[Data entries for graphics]
───
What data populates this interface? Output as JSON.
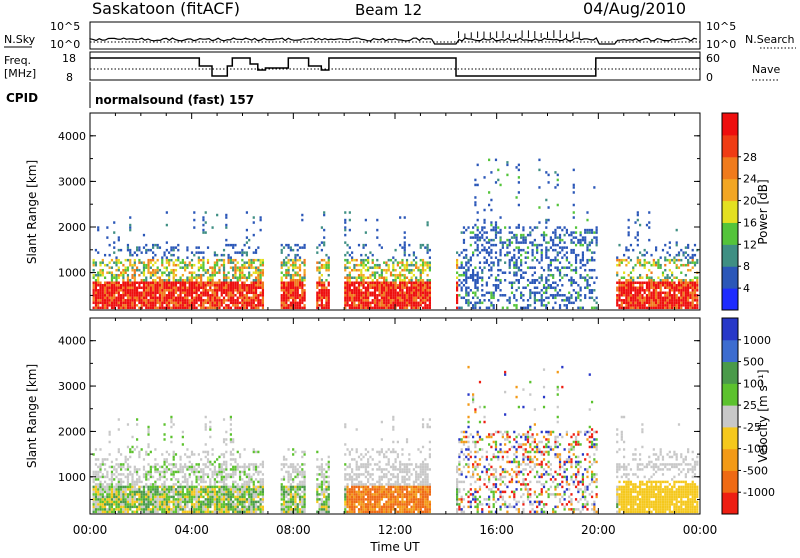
{
  "header": {
    "station": "Saskatoon (fitACF)",
    "beam": "Beam 12",
    "date": "04/Aug/2010"
  },
  "meta_panels": {
    "nsky_label": "N.Sky",
    "nsky_ticks": [
      "10^5",
      "10^0"
    ],
    "nsearch_label": "N.Search",
    "nsearch_ticks": [
      "10^5",
      "10^0"
    ],
    "freq_label_1": "Freq.",
    "freq_label_2": "[MHz]",
    "freq_ticks": [
      "18",
      "8"
    ],
    "nave_label": "Nave",
    "nave_ticks": [
      "60",
      "0"
    ],
    "cpid_label": "CPID",
    "cpid_value": "normalsound (fast) 157"
  },
  "chart_data": [
    {
      "type": "heatmap",
      "name": "power",
      "ylabel": "Slant Range [km]",
      "xlabel": "",
      "x_range_hours": [
        0,
        24
      ],
      "ylim": [
        180,
        4500
      ],
      "yticks": [
        "1000",
        "2000",
        "3000",
        "4000"
      ],
      "colorbar": {
        "label": "Power [dB]",
        "ticks": [
          "4",
          "8",
          "12",
          "16",
          "20",
          "24",
          "28"
        ],
        "colors": [
          "#1e2bff",
          "#2b57b8",
          "#3f8f83",
          "#54c43a",
          "#e4e020",
          "#f3a623",
          "#f07b1c",
          "#ef3c14",
          "#ee0e0e"
        ]
      },
      "echo_intervals_hours": [
        [
          0.1,
          6.8
        ],
        [
          7.5,
          8.4
        ],
        [
          8.9,
          9.4
        ],
        [
          10.0,
          13.4
        ],
        [
          14.4,
          19.9
        ],
        [
          20.7,
          23.9
        ]
      ]
    },
    {
      "type": "heatmap",
      "name": "velocity",
      "ylabel": "Slant Range [km]",
      "xlabel": "Time UT",
      "x_range_hours": [
        0,
        24
      ],
      "ylim": [
        180,
        4500
      ],
      "yticks": [
        "1000",
        "2000",
        "3000",
        "4000"
      ],
      "xticks": [
        "00:00",
        "04:00",
        "08:00",
        "12:00",
        "16:00",
        "20:00",
        "00:00"
      ],
      "colorbar": {
        "label": "Velocity [m s⁻¹]",
        "ticks": [
          "1000",
          "500",
          "100",
          "25",
          "-25",
          "-100",
          "-500",
          "-1000"
        ],
        "colors": [
          "#2838c8",
          "#3c6cd0",
          "#4a9a4a",
          "#5cc22e",
          "#c8c8c8",
          "#f5c81c",
          "#f39a17",
          "#ef6a14",
          "#ee1e12"
        ]
      }
    }
  ]
}
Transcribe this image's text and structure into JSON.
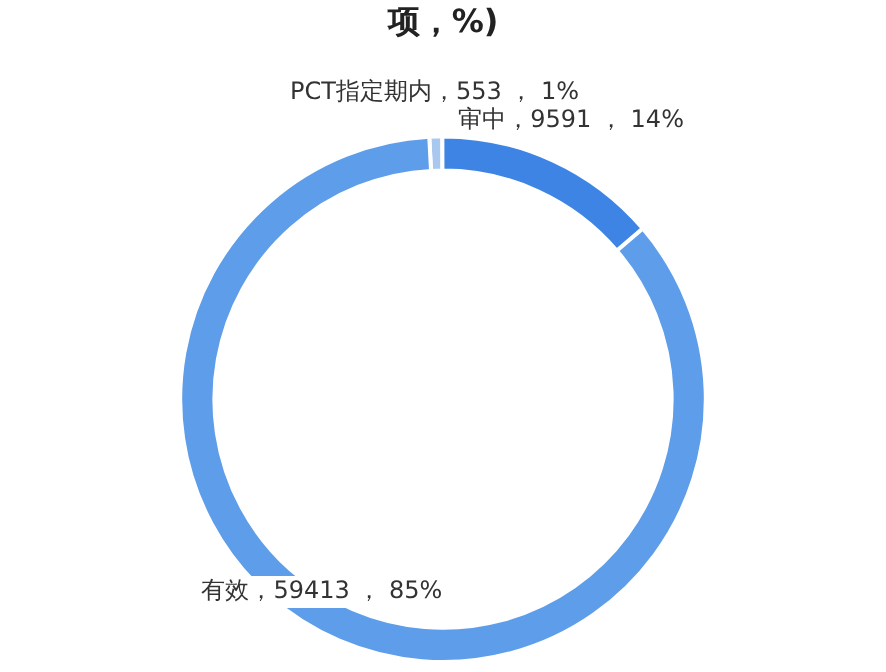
{
  "chart_data": {
    "type": "donut",
    "title": "项，%)",
    "categories": [
      "PCT指定期内",
      "审中",
      "有效"
    ],
    "values": [
      553,
      9591,
      59413
    ],
    "value_labels": [
      "553 ， 1%",
      "9591 ， 14%",
      "59413 ， 85%"
    ],
    "colors": [
      "#a9c8f0",
      "#3d84e4",
      "#5e9de9"
    ],
    "legend": false
  }
}
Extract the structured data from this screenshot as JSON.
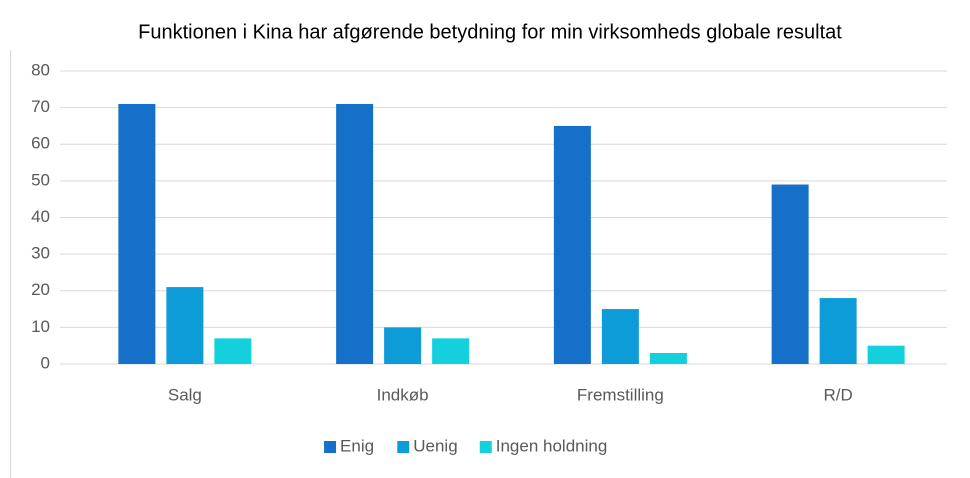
{
  "chart_data": {
    "type": "bar",
    "subtitle": "Funktionen i Kina har afgørende betydning for min virksomheds globale resultat",
    "categories": [
      "Salg",
      "Indkøb",
      "Fremstilling",
      "R/D"
    ],
    "series": [
      {
        "name": "Enig",
        "color": "#1470c8",
        "values": [
          71,
          71,
          65,
          49
        ]
      },
      {
        "name": "Uenig",
        "color": "#0e9cd8",
        "values": [
          21,
          10,
          15,
          18
        ]
      },
      {
        "name": "Ingen holdning",
        "color": "#14d0dc",
        "values": [
          7,
          7,
          3,
          5
        ]
      }
    ],
    "ylim": [
      0,
      80
    ],
    "yticks": [
      0,
      10,
      20,
      30,
      40,
      50,
      60,
      70,
      80
    ],
    "grid": true,
    "legend": "bottom"
  }
}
───
Copy each line exactly, and leave the pictures out of your copy.

EXERCISE RESPONSE:
What data populates this interface? Output as JSON.
{
  "header": {
    "station": "Saskatoon (fitACF)",
    "beam": "Beam 12",
    "date": "04/Aug/2010"
  },
  "meta_panels": {
    "nsky_label": "N.Sky",
    "nsky_ticks": [
      "10^5",
      "10^0"
    ],
    "nsearch_label": "N.Search",
    "nsearch_ticks": [
      "10^5",
      "10^0"
    ],
    "freq_label_1": "Freq.",
    "freq_label_2": "[MHz]",
    "freq_ticks": [
      "18",
      "8"
    ],
    "nave_label": "Nave",
    "nave_ticks": [
      "60",
      "0"
    ],
    "cpid_label": "CPID",
    "cpid_value": "normalsound (fast) 157"
  },
  "chart_data": [
    {
      "type": "heatmap",
      "name": "power",
      "ylabel": "Slant Range [km]",
      "xlabel": "",
      "x_range_hours": [
        0,
        24
      ],
      "ylim": [
        180,
        4500
      ],
      "yticks": [
        "1000",
        "2000",
        "3000",
        "4000"
      ],
      "colorbar": {
        "label": "Power [dB]",
        "ticks": [
          "4",
          "8",
          "12",
          "16",
          "20",
          "24",
          "28"
        ],
        "colors": [
          "#1e2bff",
          "#2b57b8",
          "#3f8f83",
          "#54c43a",
          "#e4e020",
          "#f3a623",
          "#f07b1c",
          "#ef3c14",
          "#ee0e0e"
        ]
      },
      "echo_intervals_hours": [
        [
          0.1,
          6.8
        ],
        [
          7.5,
          8.4
        ],
        [
          8.9,
          9.4
        ],
        [
          10.0,
          13.4
        ],
        [
          14.4,
          19.9
        ],
        [
          20.7,
          23.9
        ]
      ]
    },
    {
      "type": "heatmap",
      "name": "velocity",
      "ylabel": "Slant Range [km]",
      "xlabel": "Time UT",
      "x_range_hours": [
        0,
        24
      ],
      "ylim": [
        180,
        4500
      ],
      "yticks": [
        "1000",
        "2000",
        "3000",
        "4000"
      ],
      "xticks": [
        "00:00",
        "04:00",
        "08:00",
        "12:00",
        "16:00",
        "20:00",
        "00:00"
      ],
      "colorbar": {
        "label": "Velocity [m s⁻¹]",
        "ticks": [
          "1000",
          "500",
          "100",
          "25",
          "-25",
          "-100",
          "-500",
          "-1000"
        ],
        "colors": [
          "#2838c8",
          "#3c6cd0",
          "#4a9a4a",
          "#5cc22e",
          "#c8c8c8",
          "#f5c81c",
          "#f39a17",
          "#ef6a14",
          "#ee1e12"
        ]
      }
    }
  ]
}
Transcribe this image's text and structure into JSON.
{
  "chart_data": {
    "type": "donut",
    "title": "项，%)",
    "categories": [
      "PCT指定期内",
      "审中",
      "有效"
    ],
    "values": [
      553,
      9591,
      59413
    ],
    "value_labels": [
      "553 ， 1%",
      "9591 ， 14%",
      "59413 ， 85%"
    ],
    "colors": [
      "#a9c8f0",
      "#3d84e4",
      "#5e9de9"
    ],
    "legend": false
  }
}
Extract the structured data from this screenshot as JSON.
{
  "chart_data": {
    "type": "bar",
    "subtitle": "Funktionen i Kina har afgørende betydning for min virksomheds globale resultat",
    "categories": [
      "Salg",
      "Indkøb",
      "Fremstilling",
      "R/D"
    ],
    "series": [
      {
        "name": "Enig",
        "color": "#1470c8",
        "values": [
          71,
          71,
          65,
          49
        ]
      },
      {
        "name": "Uenig",
        "color": "#0e9cd8",
        "values": [
          21,
          10,
          15,
          18
        ]
      },
      {
        "name": "Ingen holdning",
        "color": "#14d0dc",
        "values": [
          7,
          7,
          3,
          5
        ]
      }
    ],
    "ylim": [
      0,
      80
    ],
    "yticks": [
      0,
      10,
      20,
      30,
      40,
      50,
      60,
      70,
      80
    ],
    "grid": true,
    "legend": "bottom"
  }
}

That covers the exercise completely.